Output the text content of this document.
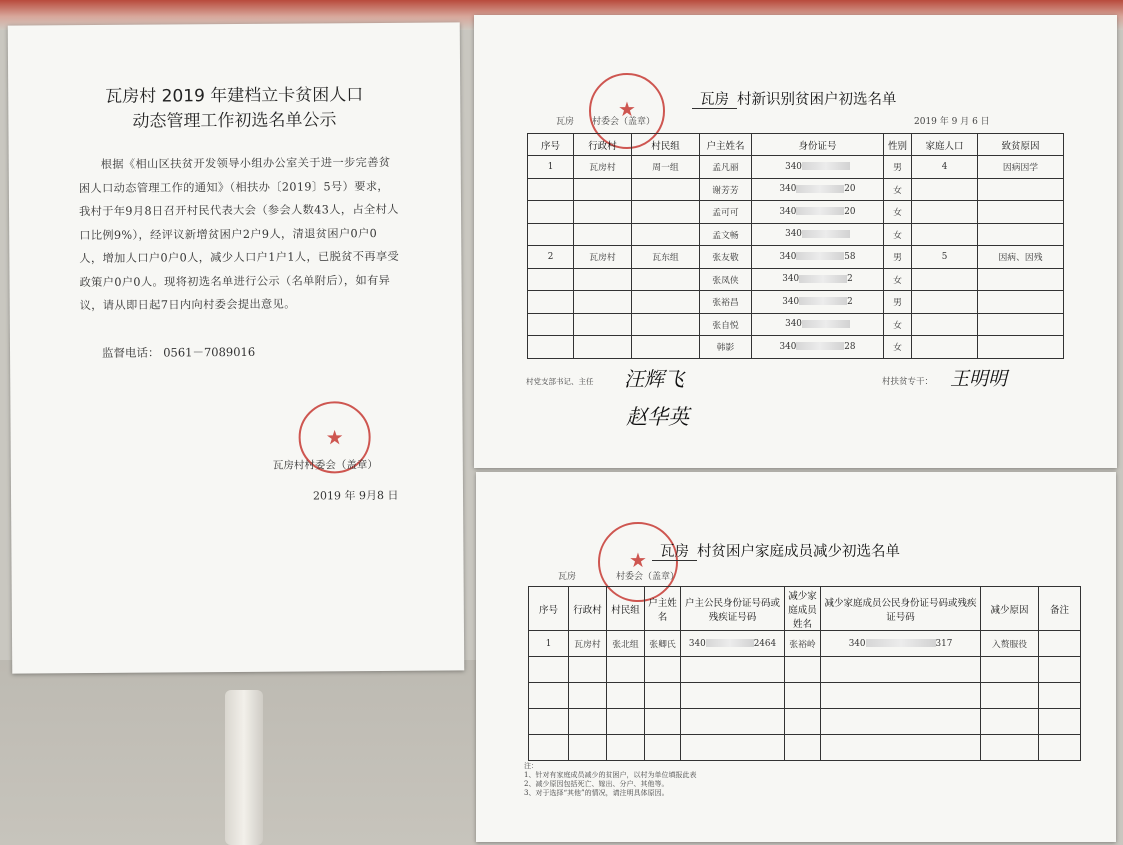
瓦房村 2019 年建档立卡贫困人口
动态管理工作初选名单公示
根据《相山区扶贫开发领导小组办公室关于进一步完善贫困人口动态管理工作的通知》（相扶办〔2019〕5号）要求，我村于年9月8日召开村民代表大会（参会人数43人，占全村人口比例9%），经评议新增贫困户2户9人，清退贫困户0户0人，增加人口户0户0人，减少人口户1户1人，已脱贫不再享受政策户0户0人。现将初选名单进行公示（名单附后），如有异议，请从即日起7日内向村委会提出意见。
监督电话： 0561－7089016
★
瓦房村村委会（盖章）
2019 年 9月8 日
★	瓦房 村新识别贫困户初选名单
瓦房 村委会（盖章）	2019 年 9 月 6 日
序号	行政村	村民组	户主姓名	身份证号	性别	家庭人口	致贫原因
1	瓦房村	周一组	孟凡丽	340	男	4	因病因学
			谢芳芳	340 20	女		
			孟可可	340 20	女		
			孟文畅	340	女		
2	瓦房村	瓦东组	张友敬	340 58	男	5	因病、因残
			张凤侠	340 2	女		
			张裕昌	340 2	男		
			张自悦	340	女		
			韩影	340 28	女		
村党支部书记、主任	村扶贫专干：
汪辉飞
赵华英
王明明
★ 瓦房 村贫困户家庭成员减少初选名单
瓦房	村委会（盖章）
序号	行政村	村民组	户主姓名	户主公民身份证号码或残疾证号码	减少家庭成员姓名	减少家庭成员公民身份证号码或残疾证号码	减少原因	备注
1	瓦房村	张北组	张卿氏	340 2464	张裕岭	340 317	入赘服役	

注：
1、针对有家庭成员减少的贫困户，以村为单位填报此表
2、减少原因包括死亡、嫁出、分户、其他等。
3、对于选择“其他”的情况，请注明具体原因。
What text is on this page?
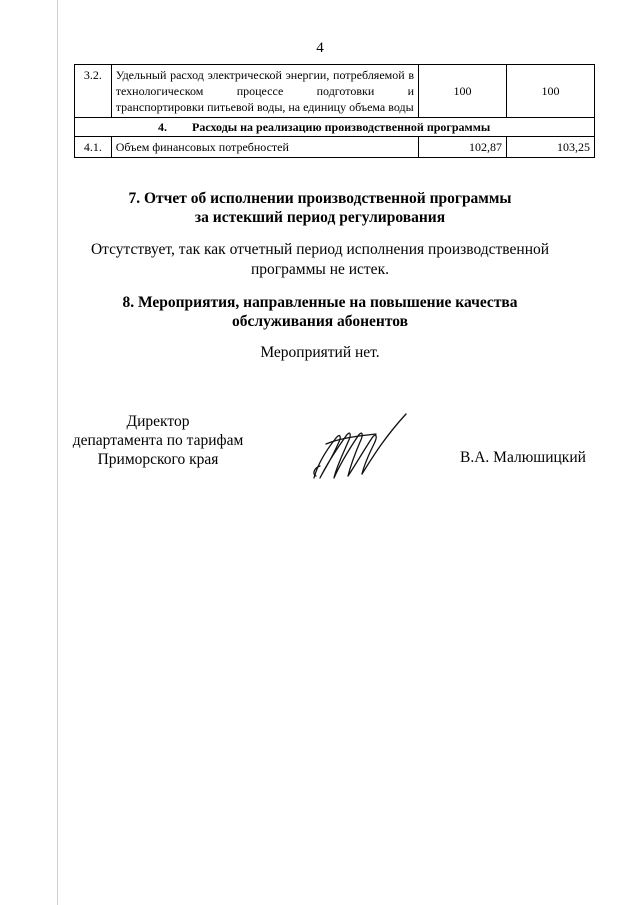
4
3.2.	Удельный расход электрической энергии, потребляемой в технологическом процессе подготовки и транспортировки питьевой воды, на единицу объема воды	100	100
4. Расходы на реализацию производственной программы			
4.1.	Объем финансовых потребностей	102,87	103,25
7. Отчет об исполнении производственной программы
за истекший период регулирования
Отсутствует, так как отчетный период исполнения производственной
программы не истек.
8. Мероприятия, направленные на повышение качества
обслуживания абонентов
Мероприятий нет.
Директор
департамента по тарифам
Приморского края	В.А. Малюшицкий
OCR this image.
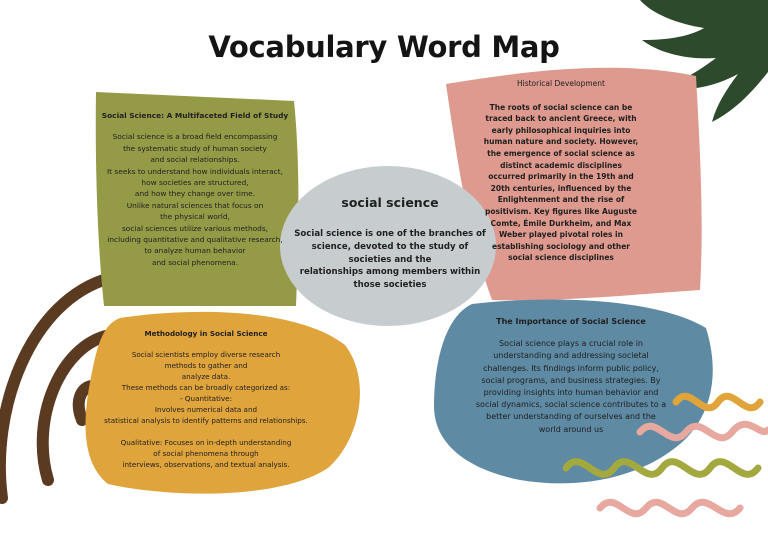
Vocabulary Word Map
Social Science: A Multifaceted Field of Study

Social science is a broad field encompassing
the systematic study of human society
and social relationships.
It seeks to understand how individuals interact,
how societies are structured,
and how they change over time.
Unlike natural sciences that focus on
the physical world,
social sciences utilize various methods,
including quantitative and qualitative research,
to analyze human behavior
and social phenomena.

Historical Development

The roots of social science can be
traced back to ancient Greece, with
early philosophical inquiries into
human nature and society. However,
the emergence of social science as
distinct academic disciplines
occurred primarily in the 19th and
20th centuries, influenced by the
Enlightenment and the rise of
positivism. Key figures like Auguste
Comte, Émile Durkheim, and Max
Weber played pivotal roles in
establishing sociology and other
social science disciplines

social science
Social science is one of the branches of
science, devoted to the study of
societies and the
relationships among members within
those societies
Methodology in Social Science

Social scientists employ diverse research
methods to gather and
analyze data.
These methods can be broadly categorized as:
- Quantitative:
Involves numerical data and
statistical analysis to identify patterns and relationships.

Qualitative: Focuses on in-depth understanding
of social phenomena through
interviews, observations, and textual analysis.

The Importance of Social Science

Social science plays a crucial role in
understanding and addressing societal
challenges. Its findings inform public policy,
social programs, and business strategies. By
providing insights into human behavior and
social dynamics, social science contributes to a
better understanding of ourselves and the
world around us
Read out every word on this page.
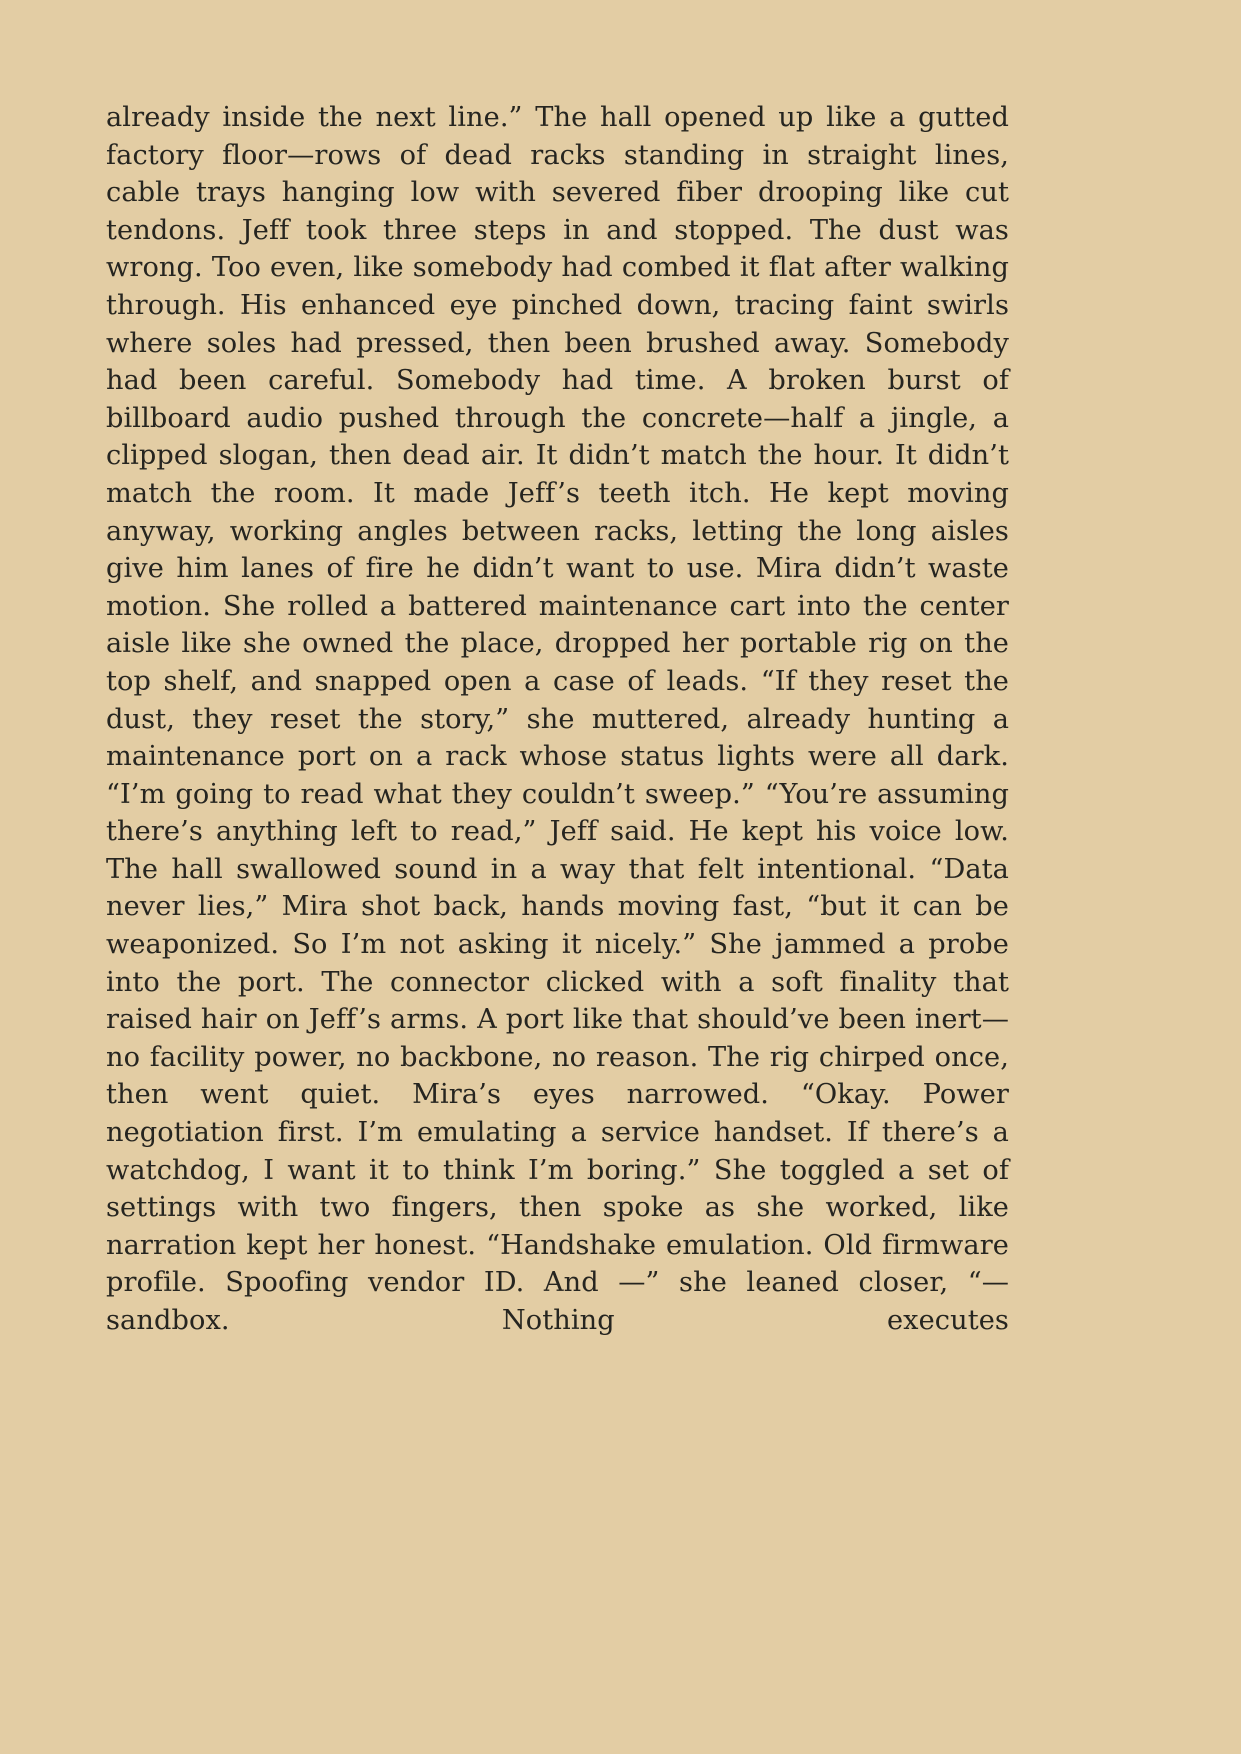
already inside the next line.” The hall opened up like a gutted factory floor—rows of dead racks standing in straight lines, cable trays hanging low with severed fiber drooping like cut tendons. Jeff took three steps in and stopped. The dust was wrong. Too even, like somebody had combed it flat after walking through. His enhanced eye pinched down, tracing faint swirls where soles had pressed, then been brushed away. Somebody had been careful. Somebody had time. A broken burst of billboard audio pushed through the concrete—half a jingle, a clipped slogan, then dead air. It didn’t match the hour. It didn’t match the room. It made Jeff’s teeth itch. He kept moving anyway, working angles between racks, letting the long aisles give him lanes of fire he didn’t want to use. Mira didn’t waste motion. She rolled a battered maintenance cart into the center aisle like she owned the place, dropped her portable rig on the top shelf, and snapped open a case of leads. “If they reset the dust, they reset the story,” she muttered, already hunting a maintenance port on a rack whose status lights were all dark. “I’m going to read what they couldn’t sweep.” “You’re assuming there’s anything left to read,” Jeff said. He kept his voice low. The hall swallowed sound in a way that felt intentional. “Data never lies,” Mira shot back, hands moving fast, “but it can be weaponized. So I’m not asking it nicely.” She jammed a probe into the port. The connector clicked with a soft finality that raised hair on Jeff’s arms. A port like that should’ve been inert—no facility power, no backbone, no reason. The rig chirped once, then went quiet. Mira’s eyes narrowed. “Okay. Power negotiation first. I’m emulating a service handset. If there’s a watchdog, I want it to think I’m boring.” She toggled a set of settings with two fingers, then spoke as she worked, like narration kept her honest. “Handshake emulation. Old firmware profile. Spoofing vendor ID. And —” she leaned closer, “—sandbox. Nothing executes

···

**Task requirements**
Copy out each line that contains the word "户主姓名".

**Written answer**
序号	行政村	村民组	户主姓名	身份证号	性别	家庭人口	致贫原因
序号	行政村	村民组	户主姓名	户主公民身份证号码或残疾证号码	减少家庭成员姓名	减少家庭成员公民身份证号码或残疾证号码	减少原因	备注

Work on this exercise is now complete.